Given records:
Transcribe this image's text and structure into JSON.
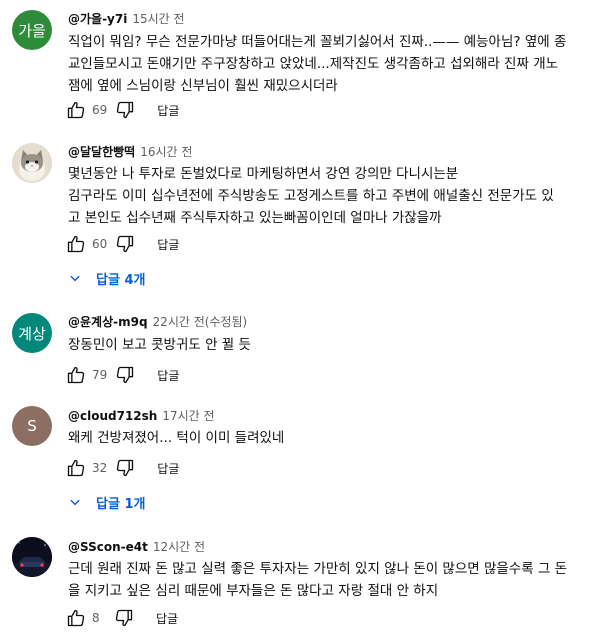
{
  "comments": [
    {
      "avatar_text": "가을",
      "avatar_color": "#2e8b3a",
      "handle": "@가을-y7i",
      "time": "15시간 전",
      "lines": [
        "직업이 뭐임? 무슨 전문가마냥 떠들어대는게 꼴뵈기싫어서 진짜..—— 예능아님? 옆에 종",
        "교인들모시고 돈얘기만 주구장창하고 앉았네...제작진도 생각좀하고 섭외해라 진짜 개노",
        "잼에 옆에 스님이랑 신부님이 훨씬 재밌으시더라"
      ],
      "likes": "69",
      "reply_label": "답글"
    },
    {
      "avatar_text": "",
      "avatar_color": "#d8d2c6",
      "handle": "@달달한빵떡",
      "time": "16시간 전",
      "lines": [
        "몇년동안 나 투자로 돈벌었다로 마케팅하면서 강연 강의만 다니시는분",
        "김구라도 이미 십수년전에 주식방송도 고정게스트를 하고 주변에 애널출신 전문가도 있",
        "고 본인도 십수년째 주식투자하고 있는빠꼼이인데 얼마나 가잖을까"
      ],
      "likes": "60",
      "reply_label": "답글",
      "replies_label": "답글 4개"
    },
    {
      "avatar_text": "계상",
      "avatar_color": "#00897b",
      "handle": "@윤계상-m9q",
      "time": "22시간 전(수정됨)",
      "lines": [
        "장동민이 보고 콧방귀도 안 뀔 듯"
      ],
      "likes": "79",
      "reply_label": "답글"
    },
    {
      "avatar_text": "S",
      "avatar_color": "#8d6e63",
      "handle": "@cloud712sh",
      "time": "17시간 전",
      "lines": [
        "왜케 건방져졌어... 턱이 이미 들려있네"
      ],
      "likes": "32",
      "reply_label": "답글",
      "replies_label": "답글 1개"
    },
    {
      "avatar_text": "",
      "avatar_color": "#0b0e1e",
      "handle": "@SScon-e4t",
      "time": "12시간 전",
      "lines": [
        "근데 원래 진짜 돈 많고 실력 좋은 투자자는 가만히 있지 않나 돈이 많으면 많을수록 그 돈",
        "을 지키고 싶은 심리 때문에 부자들은 돈 많다고 자랑 절대 안 하지"
      ],
      "likes": "8",
      "reply_label": "답글"
    }
  ],
  "icons": {
    "like": "thumb-up-icon",
    "dislike": "thumb-down-icon",
    "replies": "chevron-down-icon"
  },
  "colors": {
    "link_blue": "#065fd4",
    "meta_gray": "#606060"
  }
}
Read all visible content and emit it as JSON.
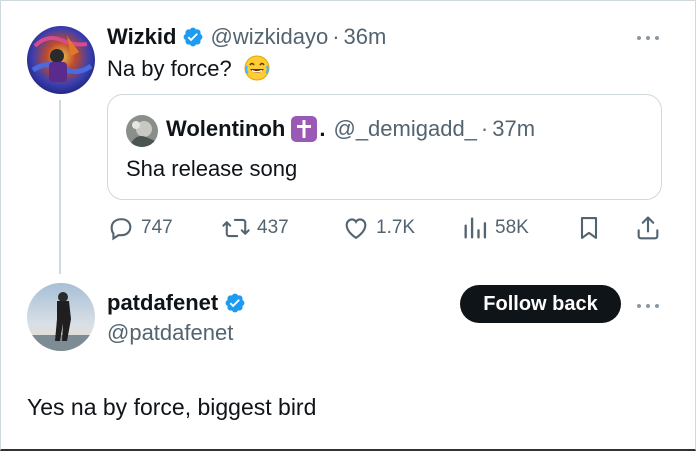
{
  "original_tweet": {
    "display_name": "Wizkid",
    "handle": "@wizkidayo",
    "separator": "·",
    "time": "36m",
    "text": "Na by force?",
    "emoji": "face-with-tears-of-joy",
    "more_icon": "more-horizontal-icon"
  },
  "quoted_tweet": {
    "display_name": "Wolentinoh",
    "cross_emoji": "latin-cross",
    "name_suffix": ".",
    "handle": "@_demigadd_",
    "separator": "·",
    "time": "37m",
    "text": "Sha release song"
  },
  "actions": {
    "replies": "747",
    "retweets": "437",
    "likes": "1.7K",
    "views": "58K"
  },
  "reply_tweet": {
    "display_name": "patdafenet",
    "handle": "@patdafenet",
    "follow_button": "Follow back",
    "text": "Yes na by force, biggest bird"
  },
  "colors": {
    "verified_blue": "#1d9bf0",
    "text_primary": "#0f1419",
    "text_secondary": "#536471",
    "border": "#cfd9de",
    "button_bg": "#0f1419",
    "cross_badge": "#9b59b6"
  }
}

Description of the task:
Only the lines from the line with "Read all visible content and emit it as JSON." to the end of the records should be repeated, exactly and without pictures.

Answer for this exercise:
Read all visible content and emit it as JSON.
{
  "original_tweet": {
    "display_name": "Wizkid",
    "handle": "@wizkidayo",
    "separator": "·",
    "time": "36m",
    "text": "Na by force?",
    "emoji": "face-with-tears-of-joy",
    "more_icon": "more-horizontal-icon"
  },
  "quoted_tweet": {
    "display_name": "Wolentinoh",
    "cross_emoji": "latin-cross",
    "name_suffix": ".",
    "handle": "@_demigadd_",
    "separator": "·",
    "time": "37m",
    "text": "Sha release song"
  },
  "actions": {
    "replies": "747",
    "retweets": "437",
    "likes": "1.7K",
    "views": "58K"
  },
  "reply_tweet": {
    "display_name": "patdafenet",
    "handle": "@patdafenet",
    "follow_button": "Follow back",
    "text": "Yes na by force, biggest bird"
  },
  "colors": {
    "verified_blue": "#1d9bf0",
    "text_primary": "#0f1419",
    "text_secondary": "#536471",
    "border": "#cfd9de",
    "button_bg": "#0f1419",
    "cross_badge": "#9b59b6"
  }
}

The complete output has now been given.